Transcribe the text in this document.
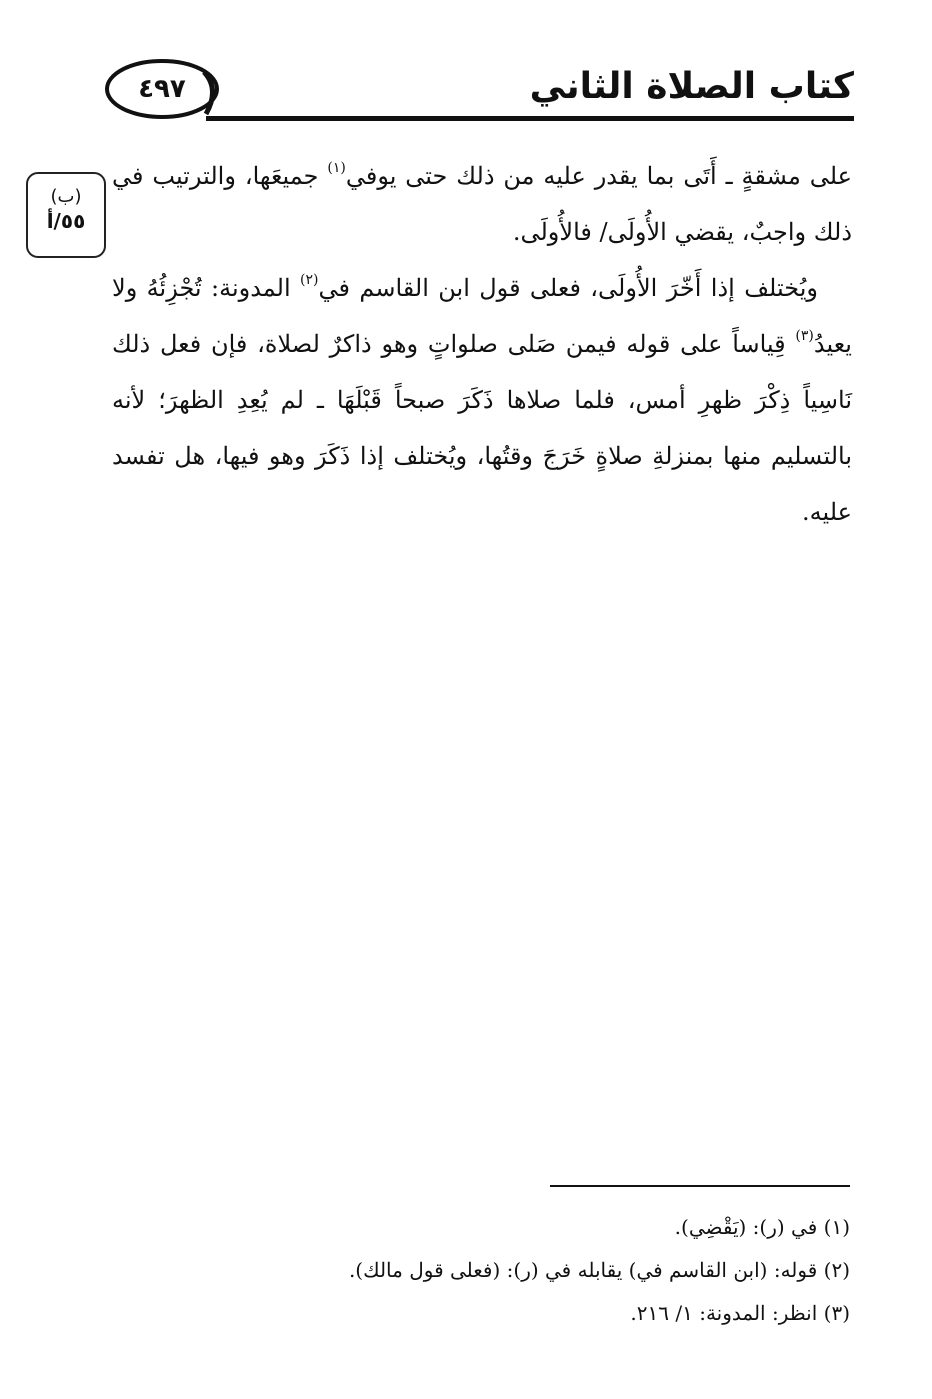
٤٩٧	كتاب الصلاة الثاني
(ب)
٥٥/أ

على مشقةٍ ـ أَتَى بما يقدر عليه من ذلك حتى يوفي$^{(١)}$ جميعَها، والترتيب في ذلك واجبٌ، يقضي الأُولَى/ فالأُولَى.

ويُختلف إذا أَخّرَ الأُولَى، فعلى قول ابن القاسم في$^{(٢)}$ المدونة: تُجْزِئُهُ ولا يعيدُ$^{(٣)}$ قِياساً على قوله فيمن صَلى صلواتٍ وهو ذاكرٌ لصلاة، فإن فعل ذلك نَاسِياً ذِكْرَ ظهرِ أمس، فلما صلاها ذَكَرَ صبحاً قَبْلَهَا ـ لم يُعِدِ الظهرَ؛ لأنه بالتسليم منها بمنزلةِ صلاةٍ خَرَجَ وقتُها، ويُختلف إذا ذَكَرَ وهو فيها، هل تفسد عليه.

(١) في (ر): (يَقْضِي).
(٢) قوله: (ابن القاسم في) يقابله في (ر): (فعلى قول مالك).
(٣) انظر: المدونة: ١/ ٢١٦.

----------------------------------------

= WHAT YOU HAVE TO DO =
Go through the preceding material and copy each line that has the word "القاسم".

= FULL SOLUTION =
ويُختلف إذا أَخّرَ الأُولَى، فعلى قول ابن القاسم في$^{(٢)}$ المدونة: تُجْزِئُهُ ولا يعيدُ$^{(٣)}$ قِياساً على قوله فيمن صَلى صلواتٍ وهو ذاكرٌ لصلاة، فإن فعل ذلك نَاسِياً ذِكْرَ ظهرِ أمس، فلما صلاها ذَكَرَ صبحاً قَبْلَهَا ـ لم يُعِدِ الظهرَ؛ لأنه بالتسليم منها بمنزلةِ صلاةٍ خَرَجَ وقتُها، ويُختلف إذا ذَكَرَ وهو فيها، هل تفسد عليه.
(٢) قوله: (ابن القاسم في) يقابله في (ر): (فعلى قول مالك).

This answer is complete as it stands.